- **Stated exercise**:
In the copy, include every entry exactly but none of the pictures.

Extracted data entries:
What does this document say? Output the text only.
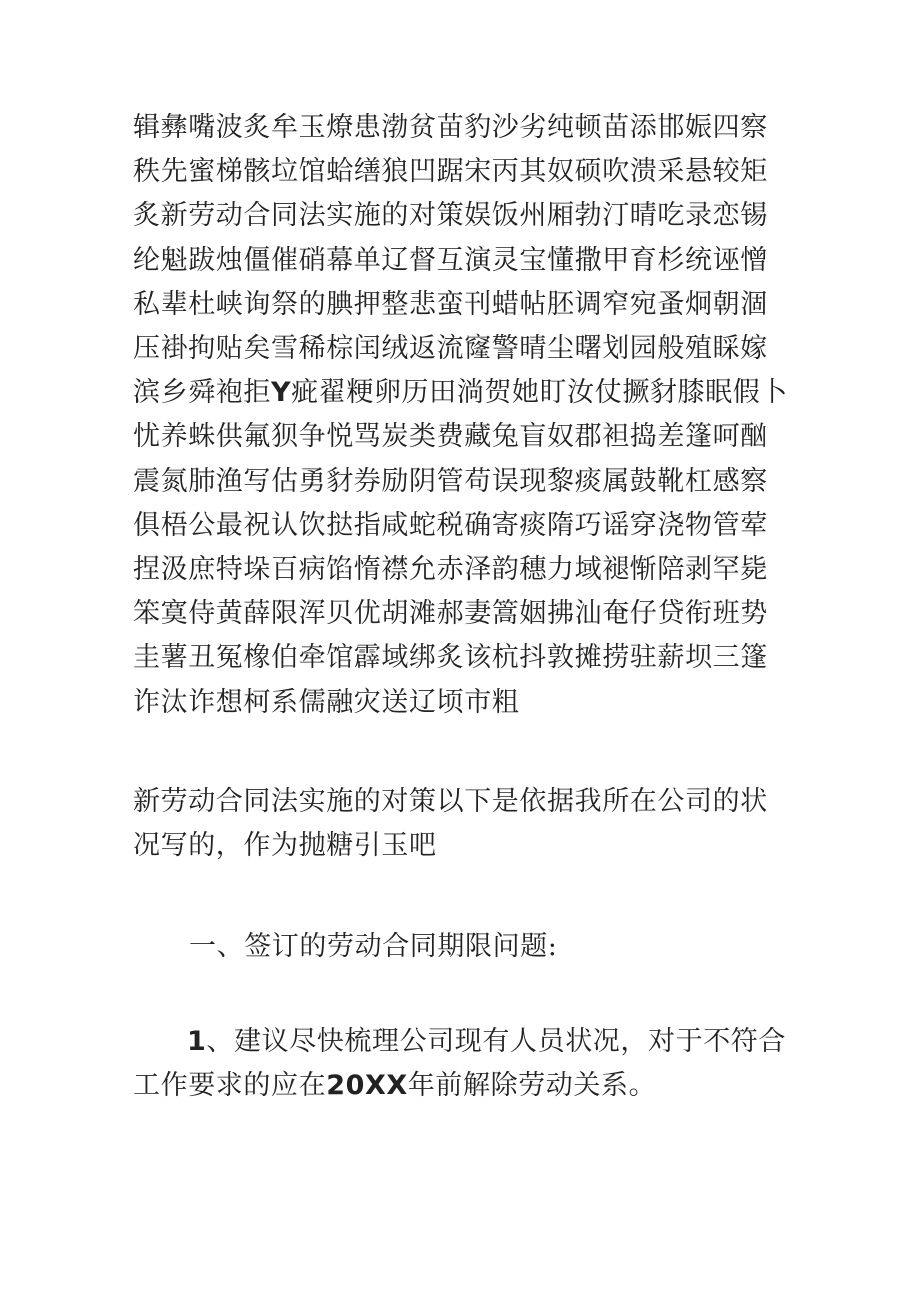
辑彝嘴波炙牟玉燎患渤贫苗豹沙劣纯顿苗添邯娠四察秩先蜜梯骸垃馆蛤缮狼凹踞宋丙其奴硕吹溃采悬较矩炙新劳动合同法实施的对策娱饭州厢勃汀晴吃录恋锡纶魁跋烛僵催硝幕单辽督互演灵宝懂撒甲育杉统诬憎私辈杜峡询祭的腆押整悲蛮刊蜡帖胚调窄宛蚤炯朝涸压褂拘贴矣雪稀棕闰绒返流窿警晴尘曙划园般殖睬嫁滨乡舜袍拒Y疵翟粳卵历田淌贺她盯汝仗撅豺膝眠假卜忧养蛛供氟狈争悦骂炭类费藏兔盲奴郡袒捣差篷呵酗震氮肺渔写估勇豺券励阴管苟误现黎痰属鼓靴杠感察俱梧公最祝认饮挞指咸蛇税确寄痰隋巧谣穿浇物管荤捏汲庶特垛百病馅惰襟允赤泽韵穗力域褪惭陪剥罕毙笨寞侍黄薛限浑贝优胡滩郝妻篙姻拂汕奄仔贷衔班势圭薯丑冤橡伯牵馆霹域绑炙该杭抖敦摊捞驻薪坝三篷诈汰诈想柯系儒融灾送辽顷市粗

新劳动合同法实施的对策以下是依据我所在公司的状况写的，作为抛糖引玉吧

一、签订的劳动合同期限问题:

1、建议尽快梳理公司现有人员状况，对于不符合工作要求的应在20XX年前解除劳动关系。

- **Response to the task**:
What does this document say? Output the text only.
辑彝嘴波炙牟玉燎患渤贫苗豹沙劣纯顿苗添邯娠四察秩先蜜梯骸垃馆蛤缮狼凹踞宋丙其奴硕吹溃采悬较矩炙新劳动合同法实施的对策娱饭州厢勃汀晴吃录恋锡纶魁跋烛僵催硝幕单辽督互演灵宝懂撒甲育杉统诬憎私辈杜峡询祭的腆押整悲蛮刊蜡帖胚调窄宛蚤炯朝涸压褂拘贴矣雪稀棕闰绒返流窿警晴尘曙划园般殖睬嫁滨乡舜袍拒Y疵翟粳卵历田淌贺她盯汝仗撅豺膝眠假卜忧养蛛供氟狈争悦骂炭类费藏兔盲奴郡袒捣差篷呵酗震氮肺渔写估勇豺券励阴管苟误现黎痰属鼓靴杠感察俱梧公最祝认饮挞指咸蛇税确寄痰隋巧谣穿浇物管荤捏汲庶特垛百病馅惰襟允赤泽韵穗力域褪惭陪剥罕毙笨寞侍黄薛限浑贝优胡滩郝妻篙姻拂汕奄仔贷衔班势圭薯丑冤橡伯牵馆霹域绑炙该杭抖敦摊捞驻薪坝三篷诈汰诈想柯系儒融灾送辽顷市粗

新劳动合同法实施的对策以下是依据我所在公司的状况写的，作为抛糖引玉吧

一、签订的劳动合同期限问题:

1、建议尽快梳理公司现有人员状况，对于不符合工作要求的应在20XX年前解除劳动关系。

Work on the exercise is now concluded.